**Stated exercise:** Set down all of the data that follows word for word, without the images.
[START]
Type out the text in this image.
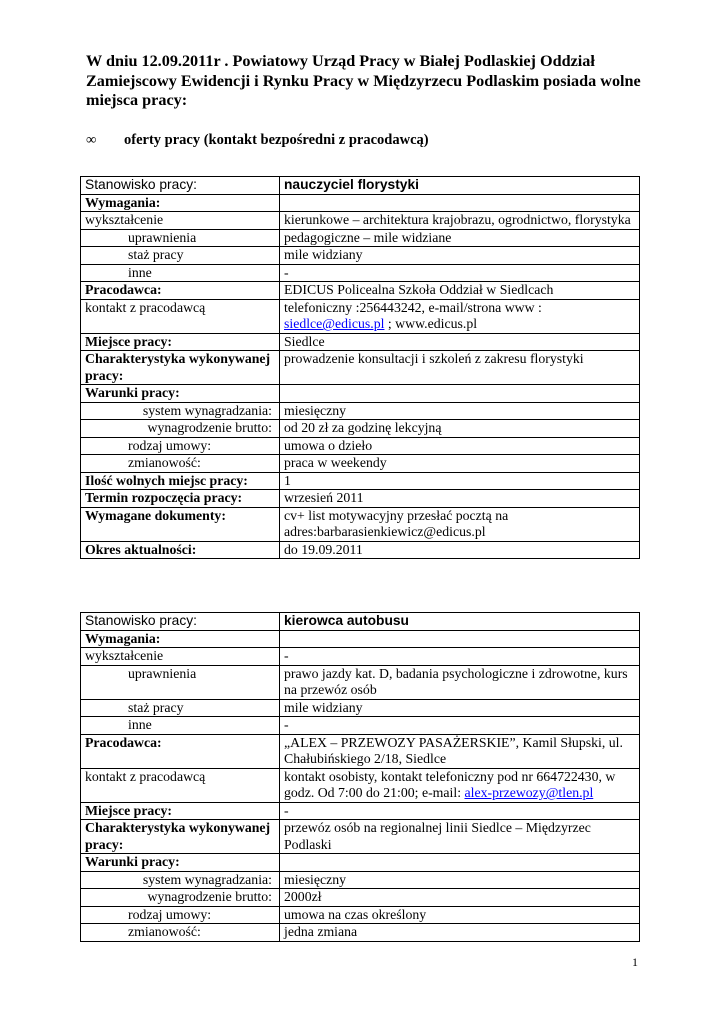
W dniu 12.09.2011r . Powiatowy Urząd Pracy w Białej Podlaskiej Oddział Zamiejscowy Ewidencji i Rynku Pracy w Międzyrzecu Podlaskim posiada wolne miejsca pracy:
∞ oferty pracy (kontakt bezpośredni z pracodawcą)
Stanowisko pracy:	nauczyciel florystyki
Wymagania:	
wykształcenie	kierunkowe – architektura krajobrazu, ogrodnictwo, florystyka
uprawnienia	pedagogiczne – mile widziane
staż pracy	mile widziany
inne	-
Pracodawca:	EDICUS Policealna Szkoła Oddział w Siedlcach
kontakt z pracodawcą	telefoniczny :256443242, e-mail/strona www :
siedlce@edicus.pl ; www.edicus.pl
Miejsce pracy:	Siedlce
Charakterystyka wykonywanej pracy:	prowadzenie konsultacji i szkoleń z zakresu florystyki
Warunki pracy:	
system wynagradzania:	miesięczny
wynagrodzenie brutto:	od 20 zł za godzinę lekcyjną
rodzaj umowy:	umowa o dzieło
zmianowość:	praca w weekendy
Ilość wolnych miejsc pracy:	1
Termin rozpoczęcia pracy:	wrzesień 2011
Wymagane dokumenty:	cv+ list motywacyjny przesłać pocztą na adres:barbarasienkiewicz@edicus.pl
Okres aktualności:	do 19.09.2011
Stanowisko pracy:	kierowca autobusu
Wymagania:	
wykształcenie	-
uprawnienia	prawo jazdy kat. D, badania psychologiczne i zdrowotne, kurs na przewóz osób
staż pracy	mile widziany
inne	-
Pracodawca:	„ALEX – PRZEWOZY PASAŻERSKIE”, Kamil Słupski, ul. Chałubińskiego 2/18, Siedlce
kontakt z pracodawcą	kontakt osobisty, kontakt telefoniczny pod nr 664722430, w godz. Od 7:00 do 21:00; e-mail: alex-przewozy@tlen.pl
Miejsce pracy:	-
Charakterystyka wykonywanej pracy:	przewóz osób na regionalnej linii Siedlce – Międzyrzec Podlaski
Warunki pracy:	
system wynagradzania:	miesięczny
wynagrodzenie brutto:	2000zł
rodzaj umowy:	umowa na czas określony
zmianowość:	jedna zmiana
1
[END]
**Finished answer:**
Type out the text in this image.
W dniu 12.09.2011r . Powiatowy Urząd Pracy w Białej Podlaskiej Oddział Zamiejscowy Ewidencji i Rynku Pracy w Międzyrzecu Podlaskim posiada wolne miejsca pracy:
∞ oferty pracy (kontakt bezpośredni z pracodawcą)
Stanowisko pracy:	nauczyciel florystyki
Wymagania:	
wykształcenie	kierunkowe – architektura krajobrazu, ogrodnictwo, florystyka
uprawnienia	pedagogiczne – mile widziane
staż pracy	mile widziany
inne	-
Pracodawca:	EDICUS Policealna Szkoła Oddział w Siedlcach
kontakt z pracodawcą	telefoniczny :256443242, e-mail/strona www :
siedlce@edicus.pl ; www.edicus.pl
Miejsce pracy:	Siedlce
Charakterystyka wykonywanej pracy:	prowadzenie konsultacji i szkoleń z zakresu florystyki
Warunki pracy:	
system wynagradzania:	miesięczny
wynagrodzenie brutto:	od 20 zł za godzinę lekcyjną
rodzaj umowy:	umowa o dzieło
zmianowość:	praca w weekendy
Ilość wolnych miejsc pracy:	1
Termin rozpoczęcia pracy:	wrzesień 2011
Wymagane dokumenty:	cv+ list motywacyjny przesłać pocztą na adres:barbarasienkiewicz@edicus.pl
Okres aktualności:	do 19.09.2011
Stanowisko pracy:	kierowca autobusu
Wymagania:	
wykształcenie	-
uprawnienia	prawo jazdy kat. D, badania psychologiczne i zdrowotne, kurs na przewóz osób
staż pracy	mile widziany
inne	-
Pracodawca:	„ALEX – PRZEWOZY PASAŻERSKIE”, Kamil Słupski, ul. Chałubińskiego 2/18, Siedlce
kontakt z pracodawcą	kontakt osobisty, kontakt telefoniczny pod nr 664722430, w godz. Od 7:00 do 21:00; e-mail: alex-przewozy@tlen.pl
Miejsce pracy:	-
Charakterystyka wykonywanej pracy:	przewóz osób na regionalnej linii Siedlce – Międzyrzec Podlaski
Warunki pracy:	
system wynagradzania:	miesięczny
wynagrodzenie brutto:	2000zł
rodzaj umowy:	umowa na czas określony
zmianowość:	jedna zmiana
1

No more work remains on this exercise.